------ The input ------

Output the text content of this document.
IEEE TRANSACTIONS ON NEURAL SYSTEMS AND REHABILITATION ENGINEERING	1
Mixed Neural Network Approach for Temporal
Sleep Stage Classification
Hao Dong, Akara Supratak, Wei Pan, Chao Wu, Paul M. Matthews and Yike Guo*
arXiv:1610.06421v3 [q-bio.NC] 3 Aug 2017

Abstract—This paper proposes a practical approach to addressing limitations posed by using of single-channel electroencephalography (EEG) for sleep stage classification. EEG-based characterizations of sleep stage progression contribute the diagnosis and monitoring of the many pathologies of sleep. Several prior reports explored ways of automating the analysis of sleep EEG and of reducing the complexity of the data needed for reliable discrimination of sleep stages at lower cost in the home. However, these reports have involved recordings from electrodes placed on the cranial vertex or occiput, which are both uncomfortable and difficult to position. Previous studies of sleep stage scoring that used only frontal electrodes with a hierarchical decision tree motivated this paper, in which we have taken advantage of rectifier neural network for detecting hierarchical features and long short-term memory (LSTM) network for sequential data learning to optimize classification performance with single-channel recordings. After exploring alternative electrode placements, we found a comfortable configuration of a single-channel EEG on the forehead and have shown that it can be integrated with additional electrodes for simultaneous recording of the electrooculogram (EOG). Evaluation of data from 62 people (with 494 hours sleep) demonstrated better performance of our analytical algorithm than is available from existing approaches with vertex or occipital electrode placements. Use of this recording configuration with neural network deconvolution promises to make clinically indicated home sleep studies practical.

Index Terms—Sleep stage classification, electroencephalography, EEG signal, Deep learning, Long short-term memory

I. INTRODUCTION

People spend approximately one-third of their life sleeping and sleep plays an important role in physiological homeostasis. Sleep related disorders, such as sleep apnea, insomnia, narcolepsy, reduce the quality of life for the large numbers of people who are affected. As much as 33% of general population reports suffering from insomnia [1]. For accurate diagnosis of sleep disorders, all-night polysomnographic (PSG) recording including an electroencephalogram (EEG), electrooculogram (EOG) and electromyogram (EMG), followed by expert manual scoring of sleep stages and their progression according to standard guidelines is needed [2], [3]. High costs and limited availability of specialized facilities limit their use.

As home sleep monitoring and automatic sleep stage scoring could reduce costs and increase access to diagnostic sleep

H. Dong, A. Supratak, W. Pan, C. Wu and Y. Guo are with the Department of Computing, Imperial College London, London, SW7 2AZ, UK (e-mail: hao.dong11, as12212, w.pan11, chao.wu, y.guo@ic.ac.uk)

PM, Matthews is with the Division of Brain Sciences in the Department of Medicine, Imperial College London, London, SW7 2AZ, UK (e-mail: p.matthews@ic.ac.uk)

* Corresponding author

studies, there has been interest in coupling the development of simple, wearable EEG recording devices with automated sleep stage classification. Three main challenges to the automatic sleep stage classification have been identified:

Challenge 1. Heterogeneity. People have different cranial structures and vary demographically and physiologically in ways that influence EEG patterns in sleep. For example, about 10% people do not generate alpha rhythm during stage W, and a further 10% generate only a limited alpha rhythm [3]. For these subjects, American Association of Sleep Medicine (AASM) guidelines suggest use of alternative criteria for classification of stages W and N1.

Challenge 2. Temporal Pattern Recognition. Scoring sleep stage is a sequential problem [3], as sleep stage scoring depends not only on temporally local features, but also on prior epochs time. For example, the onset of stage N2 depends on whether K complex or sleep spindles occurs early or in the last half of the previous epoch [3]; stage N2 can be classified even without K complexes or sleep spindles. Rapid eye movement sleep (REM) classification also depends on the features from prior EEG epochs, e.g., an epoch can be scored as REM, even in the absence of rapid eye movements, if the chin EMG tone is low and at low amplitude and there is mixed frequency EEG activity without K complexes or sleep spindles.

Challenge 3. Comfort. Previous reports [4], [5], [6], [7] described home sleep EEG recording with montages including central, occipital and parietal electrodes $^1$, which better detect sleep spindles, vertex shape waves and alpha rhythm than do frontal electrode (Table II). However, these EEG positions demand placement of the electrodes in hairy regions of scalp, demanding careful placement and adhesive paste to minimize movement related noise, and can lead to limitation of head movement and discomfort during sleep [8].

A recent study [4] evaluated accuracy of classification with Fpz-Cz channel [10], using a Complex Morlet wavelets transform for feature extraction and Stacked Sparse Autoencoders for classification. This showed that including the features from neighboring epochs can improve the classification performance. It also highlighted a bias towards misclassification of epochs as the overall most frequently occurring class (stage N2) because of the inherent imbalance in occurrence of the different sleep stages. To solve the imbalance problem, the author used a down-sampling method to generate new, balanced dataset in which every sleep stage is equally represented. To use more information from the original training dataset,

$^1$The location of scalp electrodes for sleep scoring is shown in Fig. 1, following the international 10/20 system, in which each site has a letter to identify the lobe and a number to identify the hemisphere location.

------

## To be done
Return every line of the preceding records in which the word "problem" appears.

## Exercise solution
Challenge 2. Temporal Pattern Recognition. Scoring sleep stage is a sequential problem [3], as sleep stage scoring depends not only on temporally local features, but also on prior epochs time. For example, the onset of stage N2 depends on whether K complex or sleep spindles occurs early or in the last half of the previous epoch [3]; stage N2 can be classified even without K complexes or sleep spindles. Rapid eye movement sleep (REM) classification also depends on the features from prior EEG epochs, e.g., an epoch can be scored as REM, even in the absence of rapid eye movements, if the chin EMG tone is low and at low amplitude and there is mixed frequency EEG activity without K complexes or sleep spindles.
A recent study [4] evaluated accuracy of classification with Fpz-Cz channel [10], using a Complex Morlet wavelets transform for feature extraction and Stacked Sparse Autoencoders for classification. This showed that including the features from neighboring epochs can improve the classification performance. It also highlighted a bias towards misclassification of epochs as the overall most frequently occurring class (stage N2) because of the inherent imbalance in occurrence of the different sleep stages. To solve the imbalance problem, the author used a down-sampling method to generate new, balanced dataset in which every sleep stage is equally represented. To use more information from the original training dataset,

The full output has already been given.